(Beginning of SELECTED TEXT)

Abstract
Purpose
The purpose of the study was to report the outcome of posterior approach white-line advancement surgery for severe involutional aponeurotic ptosis.
Patients and methods
This was a retrospective review of an interventional case series of all patients undergoing surgery for severe involutional aponeurotic ptosis during a 42-month period at a single center. The inclusion criteria were severe involutional ptosis (upper eyelid margin reflex distance (MRD) ≤1 mm) undergoing posterior approach surgery. There was minimum 3-month follow-up. The main outcome measures were type of ptosis (primary or recurrent), preoperative margin reflex distance, levator function and eyelid skin crease height, presence of visible iris sign (VIS), documented unusual intraoperative findings, postoperative complications, and follow-up time.

(End of SELECTED TEXT)
(Beginning of DATA SECTION)

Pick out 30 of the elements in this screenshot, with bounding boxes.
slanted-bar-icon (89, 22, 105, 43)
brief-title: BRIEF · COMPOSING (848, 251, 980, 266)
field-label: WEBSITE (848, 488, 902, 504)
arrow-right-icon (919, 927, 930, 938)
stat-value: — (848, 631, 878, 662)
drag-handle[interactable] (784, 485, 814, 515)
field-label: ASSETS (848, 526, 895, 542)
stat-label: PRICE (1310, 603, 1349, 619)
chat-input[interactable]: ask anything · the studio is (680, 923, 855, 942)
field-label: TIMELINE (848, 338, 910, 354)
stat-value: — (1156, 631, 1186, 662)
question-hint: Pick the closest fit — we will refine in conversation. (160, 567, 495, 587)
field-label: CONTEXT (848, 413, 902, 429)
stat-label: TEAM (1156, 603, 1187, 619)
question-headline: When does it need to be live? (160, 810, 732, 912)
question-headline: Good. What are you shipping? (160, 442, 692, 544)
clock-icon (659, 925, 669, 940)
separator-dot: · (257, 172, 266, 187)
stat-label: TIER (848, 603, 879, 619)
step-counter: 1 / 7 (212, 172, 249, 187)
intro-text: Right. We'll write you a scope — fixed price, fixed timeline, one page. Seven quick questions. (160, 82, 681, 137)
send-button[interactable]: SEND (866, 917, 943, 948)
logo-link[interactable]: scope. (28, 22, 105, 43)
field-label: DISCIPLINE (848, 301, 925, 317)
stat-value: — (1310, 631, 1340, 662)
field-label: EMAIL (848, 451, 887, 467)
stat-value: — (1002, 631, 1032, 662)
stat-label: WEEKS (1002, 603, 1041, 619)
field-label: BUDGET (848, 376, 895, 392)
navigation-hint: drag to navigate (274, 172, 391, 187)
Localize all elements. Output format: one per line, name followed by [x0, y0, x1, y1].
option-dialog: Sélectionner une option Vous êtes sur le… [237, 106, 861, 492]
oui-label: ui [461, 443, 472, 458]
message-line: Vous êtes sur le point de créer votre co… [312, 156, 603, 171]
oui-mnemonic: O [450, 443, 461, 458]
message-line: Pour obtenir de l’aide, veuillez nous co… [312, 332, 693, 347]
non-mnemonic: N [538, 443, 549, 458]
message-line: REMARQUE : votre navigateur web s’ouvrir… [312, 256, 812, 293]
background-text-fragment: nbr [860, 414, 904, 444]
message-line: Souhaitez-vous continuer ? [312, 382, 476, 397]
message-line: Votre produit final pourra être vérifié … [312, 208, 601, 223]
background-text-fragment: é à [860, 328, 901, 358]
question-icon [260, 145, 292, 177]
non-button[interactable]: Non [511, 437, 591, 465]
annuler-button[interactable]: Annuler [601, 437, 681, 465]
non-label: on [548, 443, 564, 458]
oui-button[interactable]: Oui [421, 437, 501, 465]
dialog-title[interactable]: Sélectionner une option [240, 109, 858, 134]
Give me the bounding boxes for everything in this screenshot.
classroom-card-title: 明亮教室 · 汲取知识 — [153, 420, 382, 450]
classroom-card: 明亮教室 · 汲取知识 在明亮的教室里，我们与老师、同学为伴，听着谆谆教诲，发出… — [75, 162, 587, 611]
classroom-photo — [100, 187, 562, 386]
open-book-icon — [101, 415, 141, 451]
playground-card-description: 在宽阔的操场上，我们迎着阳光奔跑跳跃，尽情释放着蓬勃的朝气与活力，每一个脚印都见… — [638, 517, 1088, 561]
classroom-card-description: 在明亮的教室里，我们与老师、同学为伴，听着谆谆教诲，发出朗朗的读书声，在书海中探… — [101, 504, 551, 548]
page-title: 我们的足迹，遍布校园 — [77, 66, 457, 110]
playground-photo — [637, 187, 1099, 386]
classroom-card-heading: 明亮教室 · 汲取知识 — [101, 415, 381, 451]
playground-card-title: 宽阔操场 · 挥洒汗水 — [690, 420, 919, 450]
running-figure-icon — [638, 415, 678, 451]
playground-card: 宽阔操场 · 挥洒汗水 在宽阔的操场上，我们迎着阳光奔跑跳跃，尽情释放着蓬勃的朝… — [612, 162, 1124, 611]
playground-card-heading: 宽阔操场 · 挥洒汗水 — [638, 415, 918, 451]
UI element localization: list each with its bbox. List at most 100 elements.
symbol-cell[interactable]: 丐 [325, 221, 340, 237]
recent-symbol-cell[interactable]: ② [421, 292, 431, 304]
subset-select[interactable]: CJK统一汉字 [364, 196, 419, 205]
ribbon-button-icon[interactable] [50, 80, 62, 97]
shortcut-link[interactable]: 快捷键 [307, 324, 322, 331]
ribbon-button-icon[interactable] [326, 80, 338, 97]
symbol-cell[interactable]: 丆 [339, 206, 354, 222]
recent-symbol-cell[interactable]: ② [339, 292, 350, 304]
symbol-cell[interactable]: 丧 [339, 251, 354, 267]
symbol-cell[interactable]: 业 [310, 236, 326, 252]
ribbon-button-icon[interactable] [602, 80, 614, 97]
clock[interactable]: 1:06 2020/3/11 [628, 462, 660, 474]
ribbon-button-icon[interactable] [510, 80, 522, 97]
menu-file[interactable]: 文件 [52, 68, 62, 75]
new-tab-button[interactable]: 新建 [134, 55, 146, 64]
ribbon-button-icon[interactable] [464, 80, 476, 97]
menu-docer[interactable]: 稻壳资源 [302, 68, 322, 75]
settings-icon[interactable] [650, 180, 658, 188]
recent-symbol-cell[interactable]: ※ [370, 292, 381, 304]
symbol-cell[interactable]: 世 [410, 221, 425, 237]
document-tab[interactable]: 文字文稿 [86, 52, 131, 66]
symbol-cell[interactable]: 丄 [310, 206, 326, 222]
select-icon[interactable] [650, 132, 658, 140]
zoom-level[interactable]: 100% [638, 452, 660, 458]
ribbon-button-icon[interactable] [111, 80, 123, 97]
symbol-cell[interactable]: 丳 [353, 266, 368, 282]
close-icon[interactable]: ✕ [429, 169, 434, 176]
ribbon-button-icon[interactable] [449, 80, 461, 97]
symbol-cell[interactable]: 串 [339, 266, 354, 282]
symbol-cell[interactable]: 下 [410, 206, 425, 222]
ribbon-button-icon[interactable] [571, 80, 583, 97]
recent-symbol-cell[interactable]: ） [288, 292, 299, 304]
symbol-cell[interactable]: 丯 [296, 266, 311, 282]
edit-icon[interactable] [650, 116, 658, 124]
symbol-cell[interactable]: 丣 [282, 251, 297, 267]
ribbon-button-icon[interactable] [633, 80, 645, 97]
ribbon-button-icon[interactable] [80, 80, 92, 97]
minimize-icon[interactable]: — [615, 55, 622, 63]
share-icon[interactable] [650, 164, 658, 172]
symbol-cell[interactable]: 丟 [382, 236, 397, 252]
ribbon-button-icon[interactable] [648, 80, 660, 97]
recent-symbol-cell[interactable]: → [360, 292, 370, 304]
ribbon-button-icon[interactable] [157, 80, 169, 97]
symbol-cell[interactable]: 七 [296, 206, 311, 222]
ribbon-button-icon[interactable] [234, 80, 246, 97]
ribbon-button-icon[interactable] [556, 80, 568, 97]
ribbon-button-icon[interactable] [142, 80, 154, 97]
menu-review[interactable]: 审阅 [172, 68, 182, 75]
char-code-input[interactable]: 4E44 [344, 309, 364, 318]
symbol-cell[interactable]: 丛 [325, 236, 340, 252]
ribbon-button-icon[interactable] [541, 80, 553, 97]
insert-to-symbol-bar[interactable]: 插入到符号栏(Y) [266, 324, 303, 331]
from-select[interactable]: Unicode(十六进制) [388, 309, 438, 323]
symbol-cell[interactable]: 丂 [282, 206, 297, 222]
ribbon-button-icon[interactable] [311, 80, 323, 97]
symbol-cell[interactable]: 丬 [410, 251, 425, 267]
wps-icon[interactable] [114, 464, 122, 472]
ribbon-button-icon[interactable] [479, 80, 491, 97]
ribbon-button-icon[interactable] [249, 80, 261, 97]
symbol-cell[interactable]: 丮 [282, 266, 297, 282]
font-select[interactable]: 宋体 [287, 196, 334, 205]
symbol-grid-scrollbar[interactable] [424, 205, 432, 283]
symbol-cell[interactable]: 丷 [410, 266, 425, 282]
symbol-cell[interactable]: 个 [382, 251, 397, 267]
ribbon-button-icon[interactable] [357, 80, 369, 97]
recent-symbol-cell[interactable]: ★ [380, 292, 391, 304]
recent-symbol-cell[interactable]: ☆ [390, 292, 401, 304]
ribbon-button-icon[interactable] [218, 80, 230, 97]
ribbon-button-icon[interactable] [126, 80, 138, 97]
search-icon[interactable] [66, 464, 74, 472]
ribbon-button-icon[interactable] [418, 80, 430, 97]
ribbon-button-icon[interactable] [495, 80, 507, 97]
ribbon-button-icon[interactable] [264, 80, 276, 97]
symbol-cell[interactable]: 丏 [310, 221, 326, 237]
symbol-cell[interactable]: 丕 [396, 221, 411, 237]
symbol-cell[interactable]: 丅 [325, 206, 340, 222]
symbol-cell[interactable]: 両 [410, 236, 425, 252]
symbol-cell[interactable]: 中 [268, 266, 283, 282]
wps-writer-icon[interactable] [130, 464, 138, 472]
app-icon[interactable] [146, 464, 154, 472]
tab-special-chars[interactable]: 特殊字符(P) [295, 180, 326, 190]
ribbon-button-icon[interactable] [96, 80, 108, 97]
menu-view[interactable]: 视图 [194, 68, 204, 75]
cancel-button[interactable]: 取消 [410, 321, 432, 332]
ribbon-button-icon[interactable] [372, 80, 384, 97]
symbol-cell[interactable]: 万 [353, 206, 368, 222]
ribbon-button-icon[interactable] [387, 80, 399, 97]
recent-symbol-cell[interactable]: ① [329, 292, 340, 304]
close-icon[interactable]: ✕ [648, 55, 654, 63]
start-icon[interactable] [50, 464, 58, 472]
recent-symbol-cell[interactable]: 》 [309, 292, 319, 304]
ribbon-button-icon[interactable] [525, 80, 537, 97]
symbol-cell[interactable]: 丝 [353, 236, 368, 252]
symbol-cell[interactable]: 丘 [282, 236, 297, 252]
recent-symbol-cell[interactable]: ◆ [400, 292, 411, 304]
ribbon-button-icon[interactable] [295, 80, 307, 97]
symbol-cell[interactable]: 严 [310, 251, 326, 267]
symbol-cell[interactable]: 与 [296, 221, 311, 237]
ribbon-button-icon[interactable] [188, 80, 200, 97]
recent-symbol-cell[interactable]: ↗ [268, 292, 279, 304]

(End of DATA SECTION)

### SET OF TASKS
A. In the ptosis surgery abstract, what upper eyelid margin reflex distance defined severe involutional ptosis for inclusion?
B. List the main outcome measures named in the ptosis surgery abstract.

### TASK-BY-TASK SOLUTIONS
A. An upper eyelid margin reflex distance of 1 mm or less.

B.
- Type of ptosis (primary or recurrent)
- Preoperative margin reflex distance
- Levator function
- Eyelid skin crease height
- Presence of visible iris sign (VIS)
- Documented unusual intraoperative findings
- Postoperative complications
- Follow-up time